PROBLEM STATEMENT: Copy out the entries below in full and exactly.

RECORDS SUPPLIED:
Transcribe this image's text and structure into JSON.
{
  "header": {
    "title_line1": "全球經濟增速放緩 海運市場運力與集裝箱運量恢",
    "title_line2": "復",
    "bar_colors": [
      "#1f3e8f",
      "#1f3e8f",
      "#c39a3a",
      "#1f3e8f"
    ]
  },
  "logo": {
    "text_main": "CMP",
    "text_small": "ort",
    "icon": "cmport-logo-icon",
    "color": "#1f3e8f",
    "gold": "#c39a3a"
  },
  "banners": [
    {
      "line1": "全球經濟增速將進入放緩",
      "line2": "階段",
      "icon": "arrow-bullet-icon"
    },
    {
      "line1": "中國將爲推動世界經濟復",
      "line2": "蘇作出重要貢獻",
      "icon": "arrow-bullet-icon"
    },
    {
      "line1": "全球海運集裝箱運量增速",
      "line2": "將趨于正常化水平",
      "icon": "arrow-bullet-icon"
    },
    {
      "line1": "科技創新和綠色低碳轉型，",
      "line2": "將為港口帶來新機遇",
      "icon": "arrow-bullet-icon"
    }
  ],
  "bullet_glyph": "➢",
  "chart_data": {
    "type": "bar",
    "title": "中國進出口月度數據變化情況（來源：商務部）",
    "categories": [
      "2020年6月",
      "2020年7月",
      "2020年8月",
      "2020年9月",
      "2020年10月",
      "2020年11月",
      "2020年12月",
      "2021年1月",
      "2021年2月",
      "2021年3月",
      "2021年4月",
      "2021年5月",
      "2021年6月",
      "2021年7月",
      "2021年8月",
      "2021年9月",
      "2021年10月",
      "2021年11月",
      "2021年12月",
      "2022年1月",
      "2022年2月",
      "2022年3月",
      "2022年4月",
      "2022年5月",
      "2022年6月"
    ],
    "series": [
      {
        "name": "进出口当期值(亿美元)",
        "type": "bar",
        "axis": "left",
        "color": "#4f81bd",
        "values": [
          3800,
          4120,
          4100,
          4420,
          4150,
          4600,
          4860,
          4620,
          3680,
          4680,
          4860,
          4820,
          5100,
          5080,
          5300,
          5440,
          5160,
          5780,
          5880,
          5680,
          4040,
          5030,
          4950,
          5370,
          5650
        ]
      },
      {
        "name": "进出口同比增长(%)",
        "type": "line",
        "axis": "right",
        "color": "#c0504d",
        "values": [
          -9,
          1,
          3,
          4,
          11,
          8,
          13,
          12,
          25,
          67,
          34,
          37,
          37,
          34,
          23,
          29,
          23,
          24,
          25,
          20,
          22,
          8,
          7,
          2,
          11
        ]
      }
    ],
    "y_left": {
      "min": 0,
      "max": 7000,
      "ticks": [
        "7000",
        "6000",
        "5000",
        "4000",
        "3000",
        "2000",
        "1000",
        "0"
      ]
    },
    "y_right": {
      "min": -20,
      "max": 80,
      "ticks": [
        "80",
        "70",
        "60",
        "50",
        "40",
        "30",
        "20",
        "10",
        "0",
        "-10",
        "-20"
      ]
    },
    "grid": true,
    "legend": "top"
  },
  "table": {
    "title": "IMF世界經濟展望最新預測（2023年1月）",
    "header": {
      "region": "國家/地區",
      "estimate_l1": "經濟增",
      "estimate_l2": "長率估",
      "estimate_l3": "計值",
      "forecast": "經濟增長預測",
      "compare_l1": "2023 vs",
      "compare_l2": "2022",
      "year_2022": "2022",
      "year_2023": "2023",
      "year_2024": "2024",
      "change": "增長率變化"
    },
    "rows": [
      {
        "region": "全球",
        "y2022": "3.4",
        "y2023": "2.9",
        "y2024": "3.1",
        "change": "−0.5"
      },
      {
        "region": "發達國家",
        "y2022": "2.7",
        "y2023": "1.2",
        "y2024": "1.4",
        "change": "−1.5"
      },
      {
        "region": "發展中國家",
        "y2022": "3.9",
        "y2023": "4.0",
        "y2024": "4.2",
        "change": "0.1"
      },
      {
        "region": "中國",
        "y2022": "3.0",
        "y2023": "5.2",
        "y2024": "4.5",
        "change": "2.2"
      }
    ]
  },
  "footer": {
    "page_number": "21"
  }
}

ANSWER TO THIS EXERCISE:
Transcribe this image's text and structure into JSON.
{
  "header": {
    "title_line1": "全球經濟增速放緩 海運市場運力與集裝箱運量恢",
    "title_line2": "復",
    "bar_colors": [
      "#1f3e8f",
      "#1f3e8f",
      "#c39a3a",
      "#1f3e8f"
    ]
  },
  "logo": {
    "text_main": "CMP",
    "text_small": "ort",
    "icon": "cmport-logo-icon",
    "color": "#1f3e8f",
    "gold": "#c39a3a"
  },
  "banners": [
    {
      "line1": "全球經濟增速將進入放緩",
      "line2": "階段",
      "icon": "arrow-bullet-icon"
    },
    {
      "line1": "中國將爲推動世界經濟復",
      "line2": "蘇作出重要貢獻",
      "icon": "arrow-bullet-icon"
    },
    {
      "line1": "全球海運集裝箱運量增速",
      "line2": "將趨于正常化水平",
      "icon": "arrow-bullet-icon"
    },
    {
      "line1": "科技創新和綠色低碳轉型，",
      "line2": "將為港口帶來新機遇",
      "icon": "arrow-bullet-icon"
    }
  ],
  "bullet_glyph": "➢",
  "chart_data": {
    "type": "bar",
    "title": "中國進出口月度數據變化情況（來源：商務部）",
    "categories": [
      "2020年6月",
      "2020年7月",
      "2020年8月",
      "2020年9月",
      "2020年10月",
      "2020年11月",
      "2020年12月",
      "2021年1月",
      "2021年2月",
      "2021年3月",
      "2021年4月",
      "2021年5月",
      "2021年6月",
      "2021年7月",
      "2021年8月",
      "2021年9月",
      "2021年10月",
      "2021年11月",
      "2021年12月",
      "2022年1月",
      "2022年2月",
      "2022年3月",
      "2022年4月",
      "2022年5月",
      "2022年6月"
    ],
    "series": [
      {
        "name": "进出口当期值(亿美元)",
        "type": "bar",
        "axis": "left",
        "color": "#4f81bd",
        "values": [
          3800,
          4120,
          4100,
          4420,
          4150,
          4600,
          4860,
          4620,
          3680,
          4680,
          4860,
          4820,
          5100,
          5080,
          5300,
          5440,
          5160,
          5780,
          5880,
          5680,
          4040,
          5030,
          4950,
          5370,
          5650
        ]
      },
      {
        "name": "进出口同比增长(%)",
        "type": "line",
        "axis": "right",
        "color": "#c0504d",
        "values": [
          -9,
          1,
          3,
          4,
          11,
          8,
          13,
          12,
          25,
          67,
          34,
          37,
          37,
          34,
          23,
          29,
          23,
          24,
          25,
          20,
          22,
          8,
          7,
          2,
          11
        ]
      }
    ],
    "y_left": {
      "min": 0,
      "max": 7000,
      "ticks": [
        "7000",
        "6000",
        "5000",
        "4000",
        "3000",
        "2000",
        "1000",
        "0"
      ]
    },
    "y_right": {
      "min": -20,
      "max": 80,
      "ticks": [
        "80",
        "70",
        "60",
        "50",
        "40",
        "30",
        "20",
        "10",
        "0",
        "-10",
        "-20"
      ]
    },
    "grid": true,
    "legend": "top"
  },
  "table": {
    "title": "IMF世界經濟展望最新預測（2023年1月）",
    "header": {
      "region": "國家/地區",
      "estimate_l1": "經濟增",
      "estimate_l2": "長率估",
      "estimate_l3": "計值",
      "forecast": "經濟增長預測",
      "compare_l1": "2023 vs",
      "compare_l2": "2022",
      "year_2022": "2022",
      "year_2023": "2023",
      "year_2024": "2024",
      "change": "增長率變化"
    },
    "rows": [
      {
        "region": "全球",
        "y2022": "3.4",
        "y2023": "2.9",
        "y2024": "3.1",
        "change": "−0.5"
      },
      {
        "region": "發達國家",
        "y2022": "2.7",
        "y2023": "1.2",
        "y2024": "1.4",
        "change": "−1.5"
      },
      {
        "region": "發展中國家",
        "y2022": "3.9",
        "y2023": "4.0",
        "y2024": "4.2",
        "change": "0.1"
      },
      {
        "region": "中國",
        "y2022": "3.0",
        "y2023": "5.2",
        "y2024": "4.5",
        "change": "2.2"
      }
    ]
  },
  "footer": {
    "page_number": "21"
  }
}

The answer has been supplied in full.